_Records contained in a dataset_.
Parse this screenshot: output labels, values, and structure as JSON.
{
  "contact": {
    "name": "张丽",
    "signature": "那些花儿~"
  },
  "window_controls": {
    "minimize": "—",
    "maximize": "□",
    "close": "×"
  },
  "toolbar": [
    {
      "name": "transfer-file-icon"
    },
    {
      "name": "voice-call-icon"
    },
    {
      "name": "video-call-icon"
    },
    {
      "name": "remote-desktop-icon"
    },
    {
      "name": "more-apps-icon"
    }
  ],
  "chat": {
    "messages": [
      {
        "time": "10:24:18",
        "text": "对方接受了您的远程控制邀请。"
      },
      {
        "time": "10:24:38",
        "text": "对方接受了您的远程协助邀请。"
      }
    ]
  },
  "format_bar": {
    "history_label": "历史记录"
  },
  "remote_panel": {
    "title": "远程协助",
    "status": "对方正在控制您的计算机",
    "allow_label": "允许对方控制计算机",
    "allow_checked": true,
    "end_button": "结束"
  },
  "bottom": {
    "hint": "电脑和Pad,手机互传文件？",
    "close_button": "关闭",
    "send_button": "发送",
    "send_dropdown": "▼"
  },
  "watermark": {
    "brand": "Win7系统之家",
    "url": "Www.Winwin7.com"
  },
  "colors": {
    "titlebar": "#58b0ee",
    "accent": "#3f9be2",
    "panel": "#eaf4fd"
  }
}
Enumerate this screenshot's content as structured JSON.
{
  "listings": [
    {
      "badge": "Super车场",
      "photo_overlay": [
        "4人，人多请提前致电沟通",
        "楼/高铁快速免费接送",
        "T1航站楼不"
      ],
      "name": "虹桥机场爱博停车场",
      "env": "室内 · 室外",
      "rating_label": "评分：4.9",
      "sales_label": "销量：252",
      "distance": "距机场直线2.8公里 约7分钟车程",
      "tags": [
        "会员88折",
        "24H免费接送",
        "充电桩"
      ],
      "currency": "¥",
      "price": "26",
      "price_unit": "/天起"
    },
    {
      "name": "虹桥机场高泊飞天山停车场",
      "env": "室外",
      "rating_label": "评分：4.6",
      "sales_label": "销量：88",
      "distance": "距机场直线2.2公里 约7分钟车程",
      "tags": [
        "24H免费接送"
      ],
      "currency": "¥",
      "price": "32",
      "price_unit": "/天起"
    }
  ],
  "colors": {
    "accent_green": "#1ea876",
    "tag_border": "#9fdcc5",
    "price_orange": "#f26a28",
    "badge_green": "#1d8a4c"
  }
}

_What to produce_. All records above must be set down exactly, please.

_Finished exercise_.
Parse this screenshot: output labels, values, and structure as JSON.
{
  "contact": {
    "name": "张丽",
    "signature": "那些花儿~"
  },
  "window_controls": {
    "minimize": "—",
    "maximize": "□",
    "close": "×"
  },
  "toolbar": [
    {
      "name": "transfer-file-icon"
    },
    {
      "name": "voice-call-icon"
    },
    {
      "name": "video-call-icon"
    },
    {
      "name": "remote-desktop-icon"
    },
    {
      "name": "more-apps-icon"
    }
  ],
  "chat": {
    "messages": [
      {
        "time": "10:24:18",
        "text": "对方接受了您的远程控制邀请。"
      },
      {
        "time": "10:24:38",
        "text": "对方接受了您的远程协助邀请。"
      }
    ]
  },
  "format_bar": {
    "history_label": "历史记录"
  },
  "remote_panel": {
    "title": "远程协助",
    "status": "对方正在控制您的计算机",
    "allow_label": "允许对方控制计算机",
    "allow_checked": true,
    "end_button": "结束"
  },
  "bottom": {
    "hint": "电脑和Pad,手机互传文件？",
    "close_button": "关闭",
    "send_button": "发送",
    "send_dropdown": "▼"
  },
  "watermark": {
    "brand": "Win7系统之家",
    "url": "Www.Winwin7.com"
  },
  "colors": {
    "titlebar": "#58b0ee",
    "accent": "#3f9be2",
    "panel": "#eaf4fd"
  }
}
Enumerate this screenshot's content as structured JSON.
{
  "listings": [
    {
      "badge": "Super车场",
      "photo_overlay": [
        "4人，人多请提前致电沟通",
        "楼/高铁快速免费接送",
        "T1航站楼不"
      ],
      "name": "虹桥机场爱博停车场",
      "env": "室内 · 室外",
      "rating_label": "评分：4.9",
      "sales_label": "销量：252",
      "distance": "距机场直线2.8公里 约7分钟车程",
      "tags": [
        "会员88折",
        "24H免费接送",
        "充电桩"
      ],
      "currency": "¥",
      "price": "26",
      "price_unit": "/天起"
    },
    {
      "name": "虹桥机场高泊飞天山停车场",
      "env": "室外",
      "rating_label": "评分：4.6",
      "sales_label": "销量：88",
      "distance": "距机场直线2.2公里 约7分钟车程",
      "tags": [
        "24H免费接送"
      ],
      "currency": "¥",
      "price": "32",
      "price_unit": "/天起"
    }
  ],
  "colors": {
    "accent_green": "#1ea876",
    "tag_border": "#9fdcc5",
    "price_orange": "#f26a28",
    "badge_green": "#1d8a4c"
  }
}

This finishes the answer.